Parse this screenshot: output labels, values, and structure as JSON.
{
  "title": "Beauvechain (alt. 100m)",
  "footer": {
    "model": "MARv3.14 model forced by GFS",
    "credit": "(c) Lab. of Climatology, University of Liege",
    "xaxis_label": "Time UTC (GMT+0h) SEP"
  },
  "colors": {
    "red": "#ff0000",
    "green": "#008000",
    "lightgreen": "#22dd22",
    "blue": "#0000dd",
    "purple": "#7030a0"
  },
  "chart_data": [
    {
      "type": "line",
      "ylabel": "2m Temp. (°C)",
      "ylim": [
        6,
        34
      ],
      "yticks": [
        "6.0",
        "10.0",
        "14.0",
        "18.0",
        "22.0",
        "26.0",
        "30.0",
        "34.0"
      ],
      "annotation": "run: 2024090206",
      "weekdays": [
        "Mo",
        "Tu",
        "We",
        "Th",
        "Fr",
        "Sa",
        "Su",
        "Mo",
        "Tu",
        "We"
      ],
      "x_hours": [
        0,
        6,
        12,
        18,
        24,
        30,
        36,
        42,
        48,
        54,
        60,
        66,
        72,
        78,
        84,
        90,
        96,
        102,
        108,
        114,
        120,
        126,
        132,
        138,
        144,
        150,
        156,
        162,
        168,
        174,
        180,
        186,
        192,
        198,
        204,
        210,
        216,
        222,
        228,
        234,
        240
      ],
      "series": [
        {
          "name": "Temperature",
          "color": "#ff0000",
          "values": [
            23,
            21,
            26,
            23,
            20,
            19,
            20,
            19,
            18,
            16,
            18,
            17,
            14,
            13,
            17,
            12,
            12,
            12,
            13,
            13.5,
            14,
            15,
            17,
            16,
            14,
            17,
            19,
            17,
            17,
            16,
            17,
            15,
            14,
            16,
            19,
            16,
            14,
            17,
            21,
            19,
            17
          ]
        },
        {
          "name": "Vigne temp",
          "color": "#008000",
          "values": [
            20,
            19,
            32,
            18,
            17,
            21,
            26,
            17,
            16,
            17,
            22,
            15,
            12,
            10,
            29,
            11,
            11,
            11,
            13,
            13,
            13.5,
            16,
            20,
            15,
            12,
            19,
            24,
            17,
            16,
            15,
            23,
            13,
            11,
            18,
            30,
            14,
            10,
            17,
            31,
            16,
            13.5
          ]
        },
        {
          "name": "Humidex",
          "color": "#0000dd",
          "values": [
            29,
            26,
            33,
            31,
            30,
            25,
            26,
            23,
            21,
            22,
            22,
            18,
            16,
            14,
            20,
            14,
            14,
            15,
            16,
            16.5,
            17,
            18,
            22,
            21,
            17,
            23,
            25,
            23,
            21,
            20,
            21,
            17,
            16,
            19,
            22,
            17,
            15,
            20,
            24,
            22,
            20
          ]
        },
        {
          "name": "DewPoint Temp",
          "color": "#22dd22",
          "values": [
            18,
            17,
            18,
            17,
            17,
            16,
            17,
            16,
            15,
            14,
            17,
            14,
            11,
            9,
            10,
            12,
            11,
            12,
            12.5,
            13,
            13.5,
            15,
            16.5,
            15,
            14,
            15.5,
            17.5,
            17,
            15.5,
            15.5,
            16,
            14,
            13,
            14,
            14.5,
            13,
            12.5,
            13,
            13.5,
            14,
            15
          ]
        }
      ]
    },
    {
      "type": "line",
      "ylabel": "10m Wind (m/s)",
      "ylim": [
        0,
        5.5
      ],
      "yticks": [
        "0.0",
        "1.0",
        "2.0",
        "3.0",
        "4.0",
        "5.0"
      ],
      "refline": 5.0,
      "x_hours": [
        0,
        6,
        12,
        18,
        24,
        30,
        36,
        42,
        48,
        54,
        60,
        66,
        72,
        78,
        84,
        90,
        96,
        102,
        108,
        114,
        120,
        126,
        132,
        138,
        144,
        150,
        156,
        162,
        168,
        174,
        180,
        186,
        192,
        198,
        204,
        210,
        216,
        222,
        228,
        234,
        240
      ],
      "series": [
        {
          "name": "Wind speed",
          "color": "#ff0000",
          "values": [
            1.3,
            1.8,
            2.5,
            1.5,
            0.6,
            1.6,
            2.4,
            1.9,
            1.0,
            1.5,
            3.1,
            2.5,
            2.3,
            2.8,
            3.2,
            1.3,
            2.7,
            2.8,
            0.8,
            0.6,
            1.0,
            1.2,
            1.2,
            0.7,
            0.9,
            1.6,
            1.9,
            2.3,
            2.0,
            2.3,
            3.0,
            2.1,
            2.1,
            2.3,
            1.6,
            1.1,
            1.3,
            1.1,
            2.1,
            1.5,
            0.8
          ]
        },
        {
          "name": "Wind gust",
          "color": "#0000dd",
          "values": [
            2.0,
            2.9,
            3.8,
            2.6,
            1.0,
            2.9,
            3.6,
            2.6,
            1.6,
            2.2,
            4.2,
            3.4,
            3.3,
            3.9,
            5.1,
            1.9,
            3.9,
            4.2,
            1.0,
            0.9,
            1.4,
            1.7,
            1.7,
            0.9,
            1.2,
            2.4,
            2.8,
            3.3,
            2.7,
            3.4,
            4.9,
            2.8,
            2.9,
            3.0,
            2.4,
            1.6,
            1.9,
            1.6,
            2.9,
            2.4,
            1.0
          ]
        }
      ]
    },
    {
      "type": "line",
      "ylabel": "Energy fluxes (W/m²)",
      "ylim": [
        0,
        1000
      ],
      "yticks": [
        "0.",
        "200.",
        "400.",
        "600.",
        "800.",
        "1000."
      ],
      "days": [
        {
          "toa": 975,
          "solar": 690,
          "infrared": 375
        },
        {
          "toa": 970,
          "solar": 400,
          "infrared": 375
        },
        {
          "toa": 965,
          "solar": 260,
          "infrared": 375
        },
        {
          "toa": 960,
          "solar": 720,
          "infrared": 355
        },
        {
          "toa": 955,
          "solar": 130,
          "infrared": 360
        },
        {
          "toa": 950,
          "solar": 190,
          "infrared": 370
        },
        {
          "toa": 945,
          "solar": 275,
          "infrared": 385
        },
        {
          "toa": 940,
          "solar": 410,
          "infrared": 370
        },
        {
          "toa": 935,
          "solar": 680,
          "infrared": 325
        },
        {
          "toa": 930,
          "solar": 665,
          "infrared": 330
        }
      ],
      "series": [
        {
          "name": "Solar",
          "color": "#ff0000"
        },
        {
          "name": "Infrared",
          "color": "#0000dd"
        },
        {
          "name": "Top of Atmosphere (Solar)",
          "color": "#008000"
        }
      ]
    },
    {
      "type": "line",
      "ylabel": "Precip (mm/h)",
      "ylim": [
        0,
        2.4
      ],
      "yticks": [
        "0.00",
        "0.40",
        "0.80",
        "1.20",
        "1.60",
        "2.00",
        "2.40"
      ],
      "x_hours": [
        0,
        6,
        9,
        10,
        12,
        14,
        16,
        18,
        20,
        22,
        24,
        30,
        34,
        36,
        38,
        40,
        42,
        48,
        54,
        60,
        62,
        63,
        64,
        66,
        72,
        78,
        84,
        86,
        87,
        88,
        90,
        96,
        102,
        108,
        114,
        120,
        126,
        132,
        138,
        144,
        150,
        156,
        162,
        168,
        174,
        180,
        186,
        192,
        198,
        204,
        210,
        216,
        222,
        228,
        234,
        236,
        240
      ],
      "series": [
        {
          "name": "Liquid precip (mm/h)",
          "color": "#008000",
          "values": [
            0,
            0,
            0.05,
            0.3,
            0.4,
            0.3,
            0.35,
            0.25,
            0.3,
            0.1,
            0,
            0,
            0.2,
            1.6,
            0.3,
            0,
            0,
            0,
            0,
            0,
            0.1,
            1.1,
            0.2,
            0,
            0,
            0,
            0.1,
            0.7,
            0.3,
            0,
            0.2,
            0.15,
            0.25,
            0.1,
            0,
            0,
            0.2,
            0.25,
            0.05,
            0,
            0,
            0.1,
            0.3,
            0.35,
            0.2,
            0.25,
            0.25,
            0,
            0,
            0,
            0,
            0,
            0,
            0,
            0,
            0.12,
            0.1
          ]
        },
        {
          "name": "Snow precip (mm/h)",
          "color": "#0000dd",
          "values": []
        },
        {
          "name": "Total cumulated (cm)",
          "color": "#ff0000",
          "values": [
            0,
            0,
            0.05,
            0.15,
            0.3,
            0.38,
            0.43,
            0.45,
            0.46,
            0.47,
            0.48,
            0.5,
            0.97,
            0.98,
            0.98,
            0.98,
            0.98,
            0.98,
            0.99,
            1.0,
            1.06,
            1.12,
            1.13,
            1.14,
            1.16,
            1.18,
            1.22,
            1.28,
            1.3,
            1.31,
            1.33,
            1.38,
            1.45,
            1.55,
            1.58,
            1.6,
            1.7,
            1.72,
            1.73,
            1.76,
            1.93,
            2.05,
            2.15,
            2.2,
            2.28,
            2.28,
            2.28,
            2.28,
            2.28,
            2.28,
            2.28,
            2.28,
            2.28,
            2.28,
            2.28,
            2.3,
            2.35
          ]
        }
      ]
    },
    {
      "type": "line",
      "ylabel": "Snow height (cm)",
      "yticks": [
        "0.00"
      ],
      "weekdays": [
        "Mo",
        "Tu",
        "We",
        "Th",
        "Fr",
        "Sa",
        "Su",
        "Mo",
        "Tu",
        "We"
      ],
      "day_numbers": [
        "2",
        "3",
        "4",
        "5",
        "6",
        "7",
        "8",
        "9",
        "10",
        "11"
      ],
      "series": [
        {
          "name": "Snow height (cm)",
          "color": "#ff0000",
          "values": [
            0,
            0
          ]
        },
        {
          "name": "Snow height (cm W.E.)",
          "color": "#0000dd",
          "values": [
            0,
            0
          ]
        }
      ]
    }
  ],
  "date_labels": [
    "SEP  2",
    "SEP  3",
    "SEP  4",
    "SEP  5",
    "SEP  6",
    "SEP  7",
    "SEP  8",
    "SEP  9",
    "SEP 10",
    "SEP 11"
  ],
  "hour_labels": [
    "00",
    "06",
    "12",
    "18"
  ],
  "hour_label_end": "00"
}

◇ ◇ ◇

CHALLENGE:
Above are the records; copy every line in them that holds the word "height".

REPLY:
      "ylabel": "Snow height (cm)",
          "name": "Snow height (cm)",
          "name": "Snow height (cm W.E.)",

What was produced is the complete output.